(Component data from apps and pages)
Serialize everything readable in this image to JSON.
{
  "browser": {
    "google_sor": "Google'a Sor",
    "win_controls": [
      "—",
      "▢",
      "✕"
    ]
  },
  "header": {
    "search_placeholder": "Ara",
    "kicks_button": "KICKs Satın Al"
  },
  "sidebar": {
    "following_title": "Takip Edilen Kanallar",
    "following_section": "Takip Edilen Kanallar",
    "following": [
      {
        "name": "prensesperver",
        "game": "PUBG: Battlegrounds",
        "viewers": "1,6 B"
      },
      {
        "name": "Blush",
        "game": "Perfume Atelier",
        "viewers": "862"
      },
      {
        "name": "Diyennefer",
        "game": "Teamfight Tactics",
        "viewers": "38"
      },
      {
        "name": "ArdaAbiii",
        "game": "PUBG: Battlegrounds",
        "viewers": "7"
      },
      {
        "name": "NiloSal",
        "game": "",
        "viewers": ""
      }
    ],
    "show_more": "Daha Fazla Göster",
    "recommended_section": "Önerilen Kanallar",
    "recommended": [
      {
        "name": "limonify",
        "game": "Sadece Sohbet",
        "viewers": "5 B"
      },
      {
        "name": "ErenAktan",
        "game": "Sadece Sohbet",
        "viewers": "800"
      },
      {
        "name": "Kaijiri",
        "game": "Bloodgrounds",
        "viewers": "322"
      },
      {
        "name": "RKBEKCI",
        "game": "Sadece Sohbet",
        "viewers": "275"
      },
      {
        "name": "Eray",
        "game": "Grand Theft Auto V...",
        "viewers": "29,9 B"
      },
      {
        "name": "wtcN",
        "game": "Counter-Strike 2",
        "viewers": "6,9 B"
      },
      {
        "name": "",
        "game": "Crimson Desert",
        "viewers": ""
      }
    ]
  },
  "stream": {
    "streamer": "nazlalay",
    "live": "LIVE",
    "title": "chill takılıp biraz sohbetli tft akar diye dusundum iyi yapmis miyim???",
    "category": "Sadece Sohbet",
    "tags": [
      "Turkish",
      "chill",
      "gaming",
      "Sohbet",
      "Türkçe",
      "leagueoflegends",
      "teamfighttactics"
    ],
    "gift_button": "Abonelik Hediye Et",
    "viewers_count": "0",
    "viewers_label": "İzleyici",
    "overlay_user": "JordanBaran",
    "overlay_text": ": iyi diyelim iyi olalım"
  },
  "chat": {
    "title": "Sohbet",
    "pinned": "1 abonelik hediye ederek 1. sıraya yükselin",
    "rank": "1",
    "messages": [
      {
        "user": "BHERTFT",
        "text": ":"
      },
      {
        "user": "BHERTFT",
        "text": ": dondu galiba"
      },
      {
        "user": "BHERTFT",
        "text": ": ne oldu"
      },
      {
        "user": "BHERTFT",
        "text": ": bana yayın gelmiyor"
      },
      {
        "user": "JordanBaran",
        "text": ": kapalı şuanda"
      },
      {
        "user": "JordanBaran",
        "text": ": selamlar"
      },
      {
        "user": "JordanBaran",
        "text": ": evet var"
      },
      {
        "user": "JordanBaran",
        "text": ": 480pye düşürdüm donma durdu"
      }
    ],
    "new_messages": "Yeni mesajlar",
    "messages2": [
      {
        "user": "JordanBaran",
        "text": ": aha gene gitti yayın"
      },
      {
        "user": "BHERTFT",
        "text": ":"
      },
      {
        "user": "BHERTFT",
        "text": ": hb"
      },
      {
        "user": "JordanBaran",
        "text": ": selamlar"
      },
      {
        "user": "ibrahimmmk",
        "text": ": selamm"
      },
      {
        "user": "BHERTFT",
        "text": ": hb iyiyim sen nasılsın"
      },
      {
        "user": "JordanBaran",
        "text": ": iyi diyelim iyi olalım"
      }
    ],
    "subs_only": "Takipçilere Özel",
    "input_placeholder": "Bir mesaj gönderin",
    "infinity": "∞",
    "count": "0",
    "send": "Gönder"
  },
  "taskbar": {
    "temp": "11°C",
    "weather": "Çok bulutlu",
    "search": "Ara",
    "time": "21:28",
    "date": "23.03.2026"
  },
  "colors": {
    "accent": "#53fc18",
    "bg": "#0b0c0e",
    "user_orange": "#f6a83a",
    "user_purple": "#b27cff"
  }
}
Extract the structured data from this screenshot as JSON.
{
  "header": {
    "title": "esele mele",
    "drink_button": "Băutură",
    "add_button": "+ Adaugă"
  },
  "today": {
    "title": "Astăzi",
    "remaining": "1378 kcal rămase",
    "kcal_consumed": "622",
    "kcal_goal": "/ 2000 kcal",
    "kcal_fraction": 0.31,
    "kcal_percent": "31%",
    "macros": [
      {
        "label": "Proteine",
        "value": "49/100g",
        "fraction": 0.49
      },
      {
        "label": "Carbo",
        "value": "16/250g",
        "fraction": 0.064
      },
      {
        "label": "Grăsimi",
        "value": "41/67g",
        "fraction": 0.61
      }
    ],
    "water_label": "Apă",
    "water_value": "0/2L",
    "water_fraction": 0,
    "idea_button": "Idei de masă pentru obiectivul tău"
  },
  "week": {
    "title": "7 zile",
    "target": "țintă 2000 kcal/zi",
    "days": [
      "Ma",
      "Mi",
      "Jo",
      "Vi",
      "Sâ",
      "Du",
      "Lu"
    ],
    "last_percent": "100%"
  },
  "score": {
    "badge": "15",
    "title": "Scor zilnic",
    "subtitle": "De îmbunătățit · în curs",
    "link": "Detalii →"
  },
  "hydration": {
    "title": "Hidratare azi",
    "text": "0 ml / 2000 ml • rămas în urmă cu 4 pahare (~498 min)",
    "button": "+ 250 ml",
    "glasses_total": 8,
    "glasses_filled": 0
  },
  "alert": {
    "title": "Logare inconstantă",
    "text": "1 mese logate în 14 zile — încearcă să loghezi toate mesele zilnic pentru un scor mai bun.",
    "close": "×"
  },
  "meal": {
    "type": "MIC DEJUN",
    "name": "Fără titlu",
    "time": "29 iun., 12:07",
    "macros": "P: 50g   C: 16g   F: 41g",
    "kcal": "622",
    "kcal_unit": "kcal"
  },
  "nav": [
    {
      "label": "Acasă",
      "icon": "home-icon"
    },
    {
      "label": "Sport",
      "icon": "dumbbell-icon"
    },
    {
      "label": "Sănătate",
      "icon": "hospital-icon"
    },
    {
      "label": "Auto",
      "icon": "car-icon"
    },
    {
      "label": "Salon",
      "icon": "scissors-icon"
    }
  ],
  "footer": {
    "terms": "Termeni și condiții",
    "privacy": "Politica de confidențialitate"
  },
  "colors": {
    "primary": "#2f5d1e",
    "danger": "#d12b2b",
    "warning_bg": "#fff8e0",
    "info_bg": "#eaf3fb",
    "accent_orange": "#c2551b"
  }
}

§ **ACTION ITEM**: Pull out all lines from the entries above that include the word "yayın".

§ **RESULT OF THIS TASK**:
        "text": ": bana yayın gelmiyor"
        "text": ": aha gene gitti yayın"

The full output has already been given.